====== MATERIAL PROVIDED

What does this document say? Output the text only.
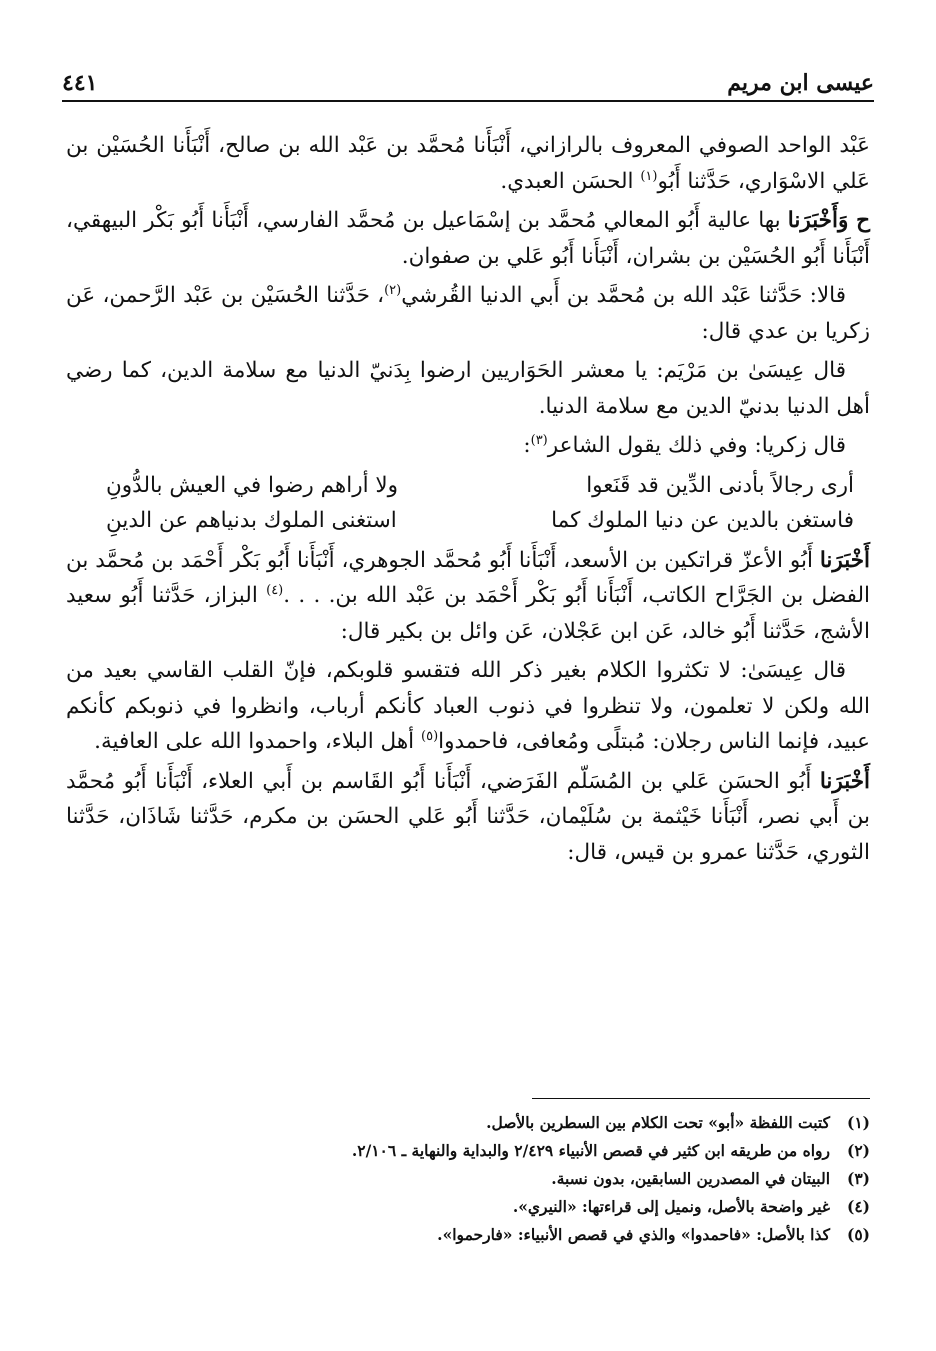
عيسى ابن مريم
٤٤١

عَبْد الواحد الصوفي المعروف بالرازاني، أَنْبَأَنا مُحمَّد بن عَبْد الله بن صالح، أَنْبَأَنا الحُسَيْن بن عَلي الاسْوَاري، حَدَّثنا أَبُو$^{(١)}$ الحسَن العبدي.

ح وَأَخْبَرَنا بها عالية أَبُو المعالي مُحمَّد بن إسْمَاعيل بن مُحمَّد الفارسي، أَنْبَأَنا أَبُو بَكْر البيهقي، أَنْبَأَنا أَبُو الحُسَيْن بن بشران، أَنْبَأَنا أَبُو عَلي بن صفوان.

قالا: حَدَّثنا عَبْد الله بن مُحمَّد بن أَبي الدنيا القُرشي$^{(٢)}$، حَدَّثنا الحُسَيْن بن عَبْد الرَّحمن، عَن زكريا بن عدي قال:

قال عِيسَىٰ بن مَرْيَم: يا معشر الحَوَاريين ارضوا بِدَنيّ الدنيا مع سلامة الدين، كما رضي أهل الدنيا بدنيّ الدين مع سلامة الدنيا.

قال زكريا: وفي ذلك يقول الشاعر$^{(٣)}$:

أرى رجالاً بأدنى الدِّين قد قَنَعوا
ولا أراهم رضوا في العيش بالدُّونِ
فاستغن بالدين عن دنيا الملوك كما
استغنى الملوك بدنياهم عن الدينِ

أَخْبَرَنا أَبُو الأعزّ قراتكين بن الأسعد، أَنْبَأَنا أَبُو مُحمَّد الجوهري، أَنْبَأَنا أَبُو بَكْر أَحْمَد بن مُحمَّد بن الفضل بن الجَرَّاح الكاتب، أَنْبَأَنا أَبُو بَكْر أَحْمَد بن عَبْد الله بن. . . .$^{(٤)}$ البزاز، حَدَّثنا أَبُو سعيد الأشج، حَدَّثنا أَبُو خالد، عَن ابن عَجْلان، عَن وائل بن بكير قال:

قال عِيسَىٰ: لا تكثروا الكلام بغير ذكر الله فتقسو قلوبكم، فإنّ القلب القاسي بعيد من الله ولكن لا تعلمون، ولا تنظروا في ذنوب العباد كأنكم أرباب، وانظروا في ذنوبكم كأنكم عبيد، فإنما الناس رجلان: مُبتلًى ومُعافى، فاحمدوا$^{(٥)}$ أهل البلاء، واحمدوا الله على العافية.

أَخْبَرَنا أَبُو الحسَن عَلي بن المُسَلّم الفَرَضي، أَنْبَأَنا أَبُو القَاسم بن أَبي العلاء، أَنْبَأَنا أَبُو مُحمَّد بن أَبي نصر، أَنْبَأَنا خَيْثمة بن سُلَيْمان، حَدَّثنا أَبُو عَلي الحسَن بن مكرم، حَدَّثنا شَاذَان، حَدَّثنا الثوري، حَدَّثنا عمرو بن قيس، قال:

(١)
كتبت اللفظة «أبو» تحت الكلام بين السطرين بالأصل.
(٢)
رواه من طريقه ابن كثير في قصص الأنبياء ٢/٤٢٩ والبداية والنهاية ـ ٢/١٠٦.
(٣)
البيتان في المصدرين السابقين، بدون نسبة.
(٤)
غير واضحة بالأصل، ونميل إلى قراءتها: «النيري».
(٥)
كذا بالأصل: «فاحمدوا» والذي في قصص الأنبياء: «فارحموا».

============

* **THE REQUEST**:
Apart from the pictures, the entries above are to be repeated in full and exactly.

* **WORKED ANSWER**:
What does this document say? Output the text only.
عيسى ابن مريم
٤٤١

عَبْد الواحد الصوفي المعروف بالرازاني، أَنْبَأَنا مُحمَّد بن عَبْد الله بن صالح، أَنْبَأَنا الحُسَيْن بن عَلي الاسْوَاري، حَدَّثنا أَبُو$^{(١)}$ الحسَن العبدي.

ح وَأَخْبَرَنا بها عالية أَبُو المعالي مُحمَّد بن إسْمَاعيل بن مُحمَّد الفارسي، أَنْبَأَنا أَبُو بَكْر البيهقي، أَنْبَأَنا أَبُو الحُسَيْن بن بشران، أَنْبَأَنا أَبُو عَلي بن صفوان.

قالا: حَدَّثنا عَبْد الله بن مُحمَّد بن أَبي الدنيا القُرشي$^{(٢)}$، حَدَّثنا الحُسَيْن بن عَبْد الرَّحمن، عَن زكريا بن عدي قال:

قال عِيسَىٰ بن مَرْيَم: يا معشر الحَوَاريين ارضوا بِدَنيّ الدنيا مع سلامة الدين، كما رضي أهل الدنيا بدنيّ الدين مع سلامة الدنيا.

قال زكريا: وفي ذلك يقول الشاعر$^{(٣)}$:

أرى رجالاً بأدنى الدِّين قد قَنَعوا
ولا أراهم رضوا في العيش بالدُّونِ
فاستغن بالدين عن دنيا الملوك كما
استغنى الملوك بدنياهم عن الدينِ

أَخْبَرَنا أَبُو الأعزّ قراتكين بن الأسعد، أَنْبَأَنا أَبُو مُحمَّد الجوهري، أَنْبَأَنا أَبُو بَكْر أَحْمَد بن مُحمَّد بن الفضل بن الجَرَّاح الكاتب، أَنْبَأَنا أَبُو بَكْر أَحْمَد بن عَبْد الله بن. . . .$^{(٤)}$ البزاز، حَدَّثنا أَبُو سعيد الأشج، حَدَّثنا أَبُو خالد، عَن ابن عَجْلان، عَن وائل بن بكير قال:

قال عِيسَىٰ: لا تكثروا الكلام بغير ذكر الله فتقسو قلوبكم، فإنّ القلب القاسي بعيد من الله ولكن لا تعلمون، ولا تنظروا في ذنوب العباد كأنكم أرباب، وانظروا في ذنوبكم كأنكم عبيد، فإنما الناس رجلان: مُبتلًى ومُعافى، فاحمدوا$^{(٥)}$ أهل البلاء، واحمدوا الله على العافية.

أَخْبَرَنا أَبُو الحسَن عَلي بن المُسَلّم الفَرَضي، أَنْبَأَنا أَبُو القَاسم بن أَبي العلاء، أَنْبَأَنا أَبُو مُحمَّد بن أَبي نصر، أَنْبَأَنا خَيْثمة بن سُلَيْمان، حَدَّثنا أَبُو عَلي الحسَن بن مكرم، حَدَّثنا شَاذَان، حَدَّثنا الثوري، حَدَّثنا عمرو بن قيس، قال:

(١)
كتبت اللفظة «أبو» تحت الكلام بين السطرين بالأصل.
(٢)
رواه من طريقه ابن كثير في قصص الأنبياء ٢/٤٢٩ والبداية والنهاية ـ ٢/١٠٦.
(٣)
البيتان في المصدرين السابقين، بدون نسبة.
(٤)
غير واضحة بالأصل، ونميل إلى قراءتها: «النيري».
(٥)
كذا بالأصل: «فاحمدوا» والذي في قصص الأنبياء: «فارحموا».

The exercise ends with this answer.